WHAT IS ASKED: Provide an exact copy of the data, excluding the images.

## start

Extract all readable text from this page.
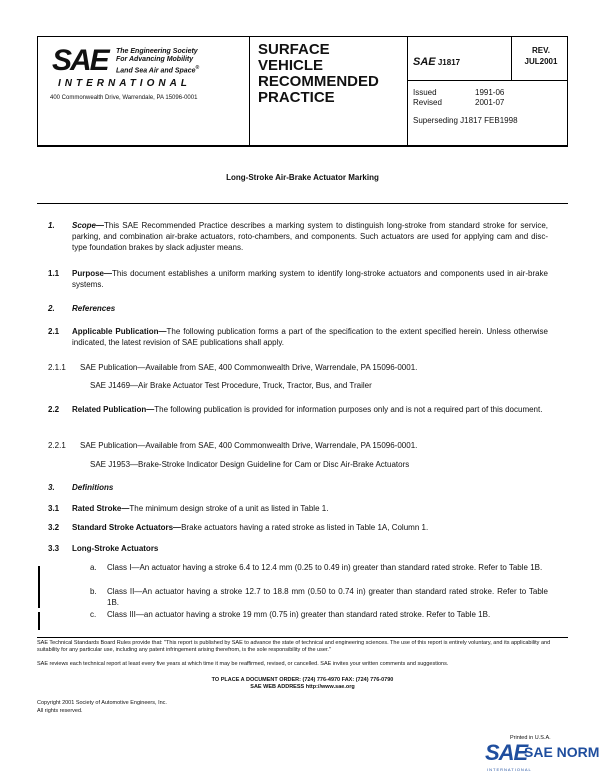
SAE The Engineering Society
For Advancing Mobility
Land Sea Air and Space®
INTERNATIONAL
400 Commonwealth Drive, Warrendale, PA 15096-0001
SURFACE
VEHICLE
RECOMMENDED
PRACTICE
SAE J1817
REV.
JUL2001
Issued	1991-06
Revised	2001-07
Superseding J1817 FEB1998
Long-Stroke Air-Brake Actuator Marking
1. Scope—This SAE Recommended Practice describes a marking system to distinguish long-stroke from standard stroke for service, parking, and combination air-brake actuators, roto-chambers, and components. Such actuators are used for applying cam and disc-type foundation brakes by slack adjuster means.
1.1 Purpose—This document establishes a uniform marking system to identify long-stroke actuators and components used in air-brake systems.
2. References
2.1 Applicable Publication—The following publication forms a part of the specification to the extent specified herein. Unless otherwise indicated, the latest revision of SAE publications shall apply.
2.1.1 SAE Publication—Available from SAE, 400 Commonwealth Drive, Warrendale, PA 15096-0001.
SAE J1469—Air Brake Actuator Test Procedure, Truck, Tractor, Bus, and Trailer
2.2 Related Publication—The following publication is provided for information purposes only and is not a required part of this document.
2.2.1 SAE Publication—Available from SAE, 400 Commonwealth Drive, Warrendale, PA 15096-0001.
SAE J1953—Brake-Stroke Indicator Design Guideline for Cam or Disc Air-Brake Actuators
3. Definitions
3.1 Rated Stroke—The minimum design stroke of a unit as listed in Table 1.
3.2 Standard Stroke Actuators—Brake actuators having a rated stroke as listed in Table 1A, Column 1.
3.3 Long-Stroke Actuators
a. Class I—An actuator having a stroke 6.4 to 12.4 mm (0.25 to 0.49 in) greater than standard rated stroke. Refer to Table 1B.
b. Class II—An actuator having a stroke 12.7 to 18.8 mm (0.50 to 0.74 in) greater than standard rated stroke. Refer to Table 1B.
c. Class III—an actuator having a stroke 19 mm (0.75 in) greater than standard rated stroke. Refer to Table 1B.
SAE Technical Standards Board Rules provide that: "This report is published by SAE to advance the state of technical and engineering sciences. The use of this report is entirely voluntary, and its applicability and suitability for any particular use, including any patent infringement arising therefrom, is the sole responsibility of the user."
SAE reviews each technical report at least every five years at which time it may be reaffirmed, revised, or cancelled. SAE invites your written comments and suggestions.
TO PLACE A DOCUMENT ORDER: (724) 776-4970 FAX: (724) 776-0790
SAE WEB ADDRESS http://www.sae.org
Copyright 2001 Society of Automotive Engineers, Inc.
All rights reserved.
Printed in U.S.A.
SAE
SAE NORM
INTERNATIONAL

## end

REPLY:
Extract all readable text from this page.
SAE The Engineering Society
For Advancing Mobility
Land Sea Air and Space®
INTERNATIONAL
400 Commonwealth Drive, Warrendale, PA 15096-0001
SURFACE
VEHICLE
RECOMMENDED
PRACTICE
SAE J1817
REV.
JUL2001
Issued	1991-06
Revised	2001-07
Superseding J1817 FEB1998
Long-Stroke Air-Brake Actuator Marking
1. Scope—This SAE Recommended Practice describes a marking system to distinguish long-stroke from standard stroke for service, parking, and combination air-brake actuators, roto-chambers, and components. Such actuators are used for applying cam and disc-type foundation brakes by slack adjuster means.
1.1 Purpose—This document establishes a uniform marking system to identify long-stroke actuators and components used in air-brake systems.
2. References
2.1 Applicable Publication—The following publication forms a part of the specification to the extent specified herein. Unless otherwise indicated, the latest revision of SAE publications shall apply.
2.1.1 SAE Publication—Available from SAE, 400 Commonwealth Drive, Warrendale, PA 15096-0001.
SAE J1469—Air Brake Actuator Test Procedure, Truck, Tractor, Bus, and Trailer
2.2 Related Publication—The following publication is provided for information purposes only and is not a required part of this document.
2.2.1 SAE Publication—Available from SAE, 400 Commonwealth Drive, Warrendale, PA 15096-0001.
SAE J1953—Brake-Stroke Indicator Design Guideline for Cam or Disc Air-Brake Actuators
3. Definitions
3.1 Rated Stroke—The minimum design stroke of a unit as listed in Table 1.
3.2 Standard Stroke Actuators—Brake actuators having a rated stroke as listed in Table 1A, Column 1.
3.3 Long-Stroke Actuators
a. Class I—An actuator having a stroke 6.4 to 12.4 mm (0.25 to 0.49 in) greater than standard rated stroke. Refer to Table 1B.
b. Class II—An actuator having a stroke 12.7 to 18.8 mm (0.50 to 0.74 in) greater than standard rated stroke. Refer to Table 1B.
c. Class III—an actuator having a stroke 19 mm (0.75 in) greater than standard rated stroke. Refer to Table 1B.
SAE Technical Standards Board Rules provide that: "This report is published by SAE to advance the state of technical and engineering sciences. The use of this report is entirely voluntary, and its applicability and suitability for any particular use, including any patent infringement arising therefrom, is the sole responsibility of the user."
SAE reviews each technical report at least every five years at which time it may be reaffirmed, revised, or cancelled. SAE invites your written comments and suggestions.
TO PLACE A DOCUMENT ORDER: (724) 776-4970 FAX: (724) 776-0790
SAE WEB ADDRESS http://www.sae.org
Copyright 2001 Society of Automotive Engineers, Inc.
All rights reserved.
Printed in U.S.A.
SAE
SAE NORM
INTERNATIONAL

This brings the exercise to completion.